(Records shown begins)
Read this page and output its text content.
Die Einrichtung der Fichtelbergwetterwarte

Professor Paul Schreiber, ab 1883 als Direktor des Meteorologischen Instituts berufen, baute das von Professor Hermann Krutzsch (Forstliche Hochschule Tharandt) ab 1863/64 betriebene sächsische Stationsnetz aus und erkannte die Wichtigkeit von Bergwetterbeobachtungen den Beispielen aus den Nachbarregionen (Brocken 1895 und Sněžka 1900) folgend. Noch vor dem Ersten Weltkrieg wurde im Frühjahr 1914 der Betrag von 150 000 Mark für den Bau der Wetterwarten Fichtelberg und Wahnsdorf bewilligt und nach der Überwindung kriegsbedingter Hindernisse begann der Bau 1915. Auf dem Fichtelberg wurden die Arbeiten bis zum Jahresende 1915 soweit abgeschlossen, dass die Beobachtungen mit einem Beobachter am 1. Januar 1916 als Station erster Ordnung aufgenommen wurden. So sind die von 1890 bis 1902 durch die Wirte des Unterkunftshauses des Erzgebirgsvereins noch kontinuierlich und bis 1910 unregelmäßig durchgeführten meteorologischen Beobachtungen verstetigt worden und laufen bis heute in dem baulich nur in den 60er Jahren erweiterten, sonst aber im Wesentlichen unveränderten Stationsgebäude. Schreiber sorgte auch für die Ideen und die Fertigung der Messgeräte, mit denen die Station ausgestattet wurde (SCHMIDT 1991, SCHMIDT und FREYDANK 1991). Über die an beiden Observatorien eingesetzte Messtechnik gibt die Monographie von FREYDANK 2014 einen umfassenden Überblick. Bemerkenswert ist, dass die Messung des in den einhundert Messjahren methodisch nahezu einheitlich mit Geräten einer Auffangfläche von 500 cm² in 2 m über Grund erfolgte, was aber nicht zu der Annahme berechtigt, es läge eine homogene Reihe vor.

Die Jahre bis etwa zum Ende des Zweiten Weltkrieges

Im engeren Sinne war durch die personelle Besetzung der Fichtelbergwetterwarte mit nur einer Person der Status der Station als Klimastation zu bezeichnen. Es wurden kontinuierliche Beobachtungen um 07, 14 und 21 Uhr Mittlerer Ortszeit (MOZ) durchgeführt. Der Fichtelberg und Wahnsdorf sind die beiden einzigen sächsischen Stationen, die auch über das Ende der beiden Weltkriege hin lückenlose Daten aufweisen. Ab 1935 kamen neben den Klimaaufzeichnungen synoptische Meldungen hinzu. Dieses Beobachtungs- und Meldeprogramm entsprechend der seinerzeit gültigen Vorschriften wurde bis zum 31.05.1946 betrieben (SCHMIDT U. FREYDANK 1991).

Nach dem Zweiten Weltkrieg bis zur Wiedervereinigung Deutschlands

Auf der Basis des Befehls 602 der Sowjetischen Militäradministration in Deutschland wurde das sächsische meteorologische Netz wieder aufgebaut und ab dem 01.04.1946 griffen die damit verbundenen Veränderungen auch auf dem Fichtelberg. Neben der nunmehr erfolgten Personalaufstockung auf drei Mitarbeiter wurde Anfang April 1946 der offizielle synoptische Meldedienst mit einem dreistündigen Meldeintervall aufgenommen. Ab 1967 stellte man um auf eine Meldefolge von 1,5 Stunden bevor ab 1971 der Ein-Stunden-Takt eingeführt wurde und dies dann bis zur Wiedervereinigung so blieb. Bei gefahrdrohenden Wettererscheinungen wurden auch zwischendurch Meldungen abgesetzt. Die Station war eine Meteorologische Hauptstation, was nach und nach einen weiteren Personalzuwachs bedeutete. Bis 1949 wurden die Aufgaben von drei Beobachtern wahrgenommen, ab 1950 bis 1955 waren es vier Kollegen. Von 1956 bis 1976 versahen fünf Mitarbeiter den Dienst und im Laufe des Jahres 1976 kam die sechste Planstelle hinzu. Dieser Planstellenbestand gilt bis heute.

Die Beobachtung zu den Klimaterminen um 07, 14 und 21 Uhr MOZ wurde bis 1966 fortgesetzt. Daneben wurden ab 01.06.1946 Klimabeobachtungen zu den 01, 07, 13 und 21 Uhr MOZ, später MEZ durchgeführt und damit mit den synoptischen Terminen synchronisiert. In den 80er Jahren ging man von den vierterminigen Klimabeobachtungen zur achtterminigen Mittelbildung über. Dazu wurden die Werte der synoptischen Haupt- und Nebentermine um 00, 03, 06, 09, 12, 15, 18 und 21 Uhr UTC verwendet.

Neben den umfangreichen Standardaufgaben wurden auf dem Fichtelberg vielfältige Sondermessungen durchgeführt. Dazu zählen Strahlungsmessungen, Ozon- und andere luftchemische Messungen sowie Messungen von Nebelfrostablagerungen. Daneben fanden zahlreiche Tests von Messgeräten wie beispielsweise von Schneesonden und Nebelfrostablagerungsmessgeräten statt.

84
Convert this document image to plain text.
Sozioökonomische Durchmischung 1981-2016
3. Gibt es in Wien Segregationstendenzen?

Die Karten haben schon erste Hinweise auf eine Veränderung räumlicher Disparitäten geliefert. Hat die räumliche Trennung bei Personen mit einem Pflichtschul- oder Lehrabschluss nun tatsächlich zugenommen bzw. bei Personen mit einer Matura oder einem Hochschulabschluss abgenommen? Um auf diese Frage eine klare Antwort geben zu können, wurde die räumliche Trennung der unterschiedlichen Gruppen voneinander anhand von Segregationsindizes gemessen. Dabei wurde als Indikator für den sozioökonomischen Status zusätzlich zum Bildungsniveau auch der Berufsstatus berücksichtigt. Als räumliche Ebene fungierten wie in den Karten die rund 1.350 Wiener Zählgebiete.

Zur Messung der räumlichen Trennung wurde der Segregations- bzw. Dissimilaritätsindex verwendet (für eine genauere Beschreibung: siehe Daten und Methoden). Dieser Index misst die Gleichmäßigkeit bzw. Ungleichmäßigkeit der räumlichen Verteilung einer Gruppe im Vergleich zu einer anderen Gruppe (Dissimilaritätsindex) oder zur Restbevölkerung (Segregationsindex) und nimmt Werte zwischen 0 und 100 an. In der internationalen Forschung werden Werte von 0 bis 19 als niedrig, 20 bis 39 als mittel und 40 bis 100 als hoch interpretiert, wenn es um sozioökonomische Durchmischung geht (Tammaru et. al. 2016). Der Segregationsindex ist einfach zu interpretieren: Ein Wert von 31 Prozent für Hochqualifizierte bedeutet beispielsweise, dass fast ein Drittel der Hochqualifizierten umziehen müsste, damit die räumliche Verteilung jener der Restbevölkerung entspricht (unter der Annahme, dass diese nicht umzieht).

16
(Records shown ends)
§ Task description: Each line above should be duplicated without any alteration.

§ Written solution:
Read this page and output its text content.
Die Einrichtung der Fichtelbergwetterwarte

Professor Paul Schreiber, ab 1883 als Direktor des Meteorologischen Instituts berufen, baute das von Professor Hermann Krutzsch (Forstliche Hochschule Tharandt) ab 1863/64 betriebene sächsische Stationsnetz aus und erkannte die Wichtigkeit von Bergwetterbeobachtungen den Beispielen aus den Nachbarregionen (Brocken 1895 und Sněžka 1900) folgend. Noch vor dem Ersten Weltkrieg wurde im Frühjahr 1914 der Betrag von 150 000 Mark für den Bau der Wetterwarten Fichtelberg und Wahnsdorf bewilligt und nach der Überwindung kriegsbedingter Hindernisse begann der Bau 1915. Auf dem Fichtelberg wurden die Arbeiten bis zum Jahresende 1915 soweit abgeschlossen, dass die Beobachtungen mit einem Beobachter am 1. Januar 1916 als Station erster Ordnung aufgenommen wurden. So sind die von 1890 bis 1902 durch die Wirte des Unterkunftshauses des Erzgebirgsvereins noch kontinuierlich und bis 1910 unregelmäßig durchgeführten meteorologischen Beobachtungen verstetigt worden und laufen bis heute in dem baulich nur in den 60er Jahren erweiterten, sonst aber im Wesentlichen unveränderten Stationsgebäude. Schreiber sorgte auch für die Ideen und die Fertigung der Messgeräte, mit denen die Station ausgestattet wurde (SCHMIDT 1991, SCHMIDT und FREYDANK 1991). Über die an beiden Observatorien eingesetzte Messtechnik gibt die Monographie von FREYDANK 2014 einen umfassenden Überblick. Bemerkenswert ist, dass die Messung des in den einhundert Messjahren methodisch nahezu einheitlich mit Geräten einer Auffangfläche von 500 cm² in 2 m über Grund erfolgte, was aber nicht zu der Annahme berechtigt, es läge eine homogene Reihe vor.

Die Jahre bis etwa zum Ende des Zweiten Weltkrieges

Im engeren Sinne war durch die personelle Besetzung der Fichtelbergwetterwarte mit nur einer Person der Status der Station als Klimastation zu bezeichnen. Es wurden kontinuierliche Beobachtungen um 07, 14 und 21 Uhr Mittlerer Ortszeit (MOZ) durchgeführt. Der Fichtelberg und Wahnsdorf sind die beiden einzigen sächsischen Stationen, die auch über das Ende der beiden Weltkriege hin lückenlose Daten aufweisen. Ab 1935 kamen neben den Klimaaufzeichnungen synoptische Meldungen hinzu. Dieses Beobachtungs- und Meldeprogramm entsprechend der seinerzeit gültigen Vorschriften wurde bis zum 31.05.1946 betrieben (SCHMIDT U. FREYDANK 1991).

Nach dem Zweiten Weltkrieg bis zur Wiedervereinigung Deutschlands

Auf der Basis des Befehls 602 der Sowjetischen Militäradministration in Deutschland wurde das sächsische meteorologische Netz wieder aufgebaut und ab dem 01.04.1946 griffen die damit verbundenen Veränderungen auch auf dem Fichtelberg. Neben der nunmehr erfolgten Personalaufstockung auf drei Mitarbeiter wurde Anfang April 1946 der offizielle synoptische Meldedienst mit einem dreistündigen Meldeintervall aufgenommen. Ab 1967 stellte man um auf eine Meldefolge von 1,5 Stunden bevor ab 1971 der Ein-Stunden-Takt eingeführt wurde und dies dann bis zur Wiedervereinigung so blieb. Bei gefahrdrohenden Wettererscheinungen wurden auch zwischendurch Meldungen abgesetzt. Die Station war eine Meteorologische Hauptstation, was nach und nach einen weiteren Personalzuwachs bedeutete. Bis 1949 wurden die Aufgaben von drei Beobachtern wahrgenommen, ab 1950 bis 1955 waren es vier Kollegen. Von 1956 bis 1976 versahen fünf Mitarbeiter den Dienst und im Laufe des Jahres 1976 kam die sechste Planstelle hinzu. Dieser Planstellenbestand gilt bis heute.

Die Beobachtung zu den Klimaterminen um 07, 14 und 21 Uhr MOZ wurde bis 1966 fortgesetzt. Daneben wurden ab 01.06.1946 Klimabeobachtungen zu den 01, 07, 13 und 21 Uhr MOZ, später MEZ durchgeführt und damit mit den synoptischen Terminen synchronisiert. In den 80er Jahren ging man von den vierterminigen Klimabeobachtungen zur achtterminigen Mittelbildung über. Dazu wurden die Werte der synoptischen Haupt- und Nebentermine um 00, 03, 06, 09, 12, 15, 18 und 21 Uhr UTC verwendet.

Neben den umfangreichen Standardaufgaben wurden auf dem Fichtelberg vielfältige Sondermessungen durchgeführt. Dazu zählen Strahlungsmessungen, Ozon- und andere luftchemische Messungen sowie Messungen von Nebelfrostablagerungen. Daneben fanden zahlreiche Tests von Messgeräten wie beispielsweise von Schneesonden und Nebelfrostablagerungsmessgeräten statt.

84
Convert this document image to plain text.
Sozioökonomische Durchmischung 1981-2016
3. Gibt es in Wien Segregationstendenzen?

Die Karten haben schon erste Hinweise auf eine Veränderung räumlicher Disparitäten geliefert. Hat die räumliche Trennung bei Personen mit einem Pflichtschul- oder Lehrabschluss nun tatsächlich zugenommen bzw. bei Personen mit einer Matura oder einem Hochschulabschluss abgenommen? Um auf diese Frage eine klare Antwort geben zu können, wurde die räumliche Trennung der unterschiedlichen Gruppen voneinander anhand von Segregationsindizes gemessen. Dabei wurde als Indikator für den sozioökonomischen Status zusätzlich zum Bildungsniveau auch der Berufsstatus berücksichtigt. Als räumliche Ebene fungierten wie in den Karten die rund 1.350 Wiener Zählgebiete.

Zur Messung der räumlichen Trennung wurde der Segregations- bzw. Dissimilaritätsindex verwendet (für eine genauere Beschreibung: siehe Daten und Methoden). Dieser Index misst die Gleichmäßigkeit bzw. Ungleichmäßigkeit der räumlichen Verteilung einer Gruppe im Vergleich zu einer anderen Gruppe (Dissimilaritätsindex) oder zur Restbevölkerung (Segregationsindex) und nimmt Werte zwischen 0 und 100 an. In der internationalen Forschung werden Werte von 0 bis 19 als niedrig, 20 bis 39 als mittel und 40 bis 100 als hoch interpretiert, wenn es um sozioökonomische Durchmischung geht (Tammaru et. al. 2016). Der Segregationsindex ist einfach zu interpretieren: Ein Wert von 31 Prozent für Hochqualifizierte bedeutet beispielsweise, dass fast ein Drittel der Hochqualifizierten umziehen müsste, damit die räumliche Verteilung jener der Restbevölkerung entspricht (unter der Annahme, dass diese nicht umzieht).

16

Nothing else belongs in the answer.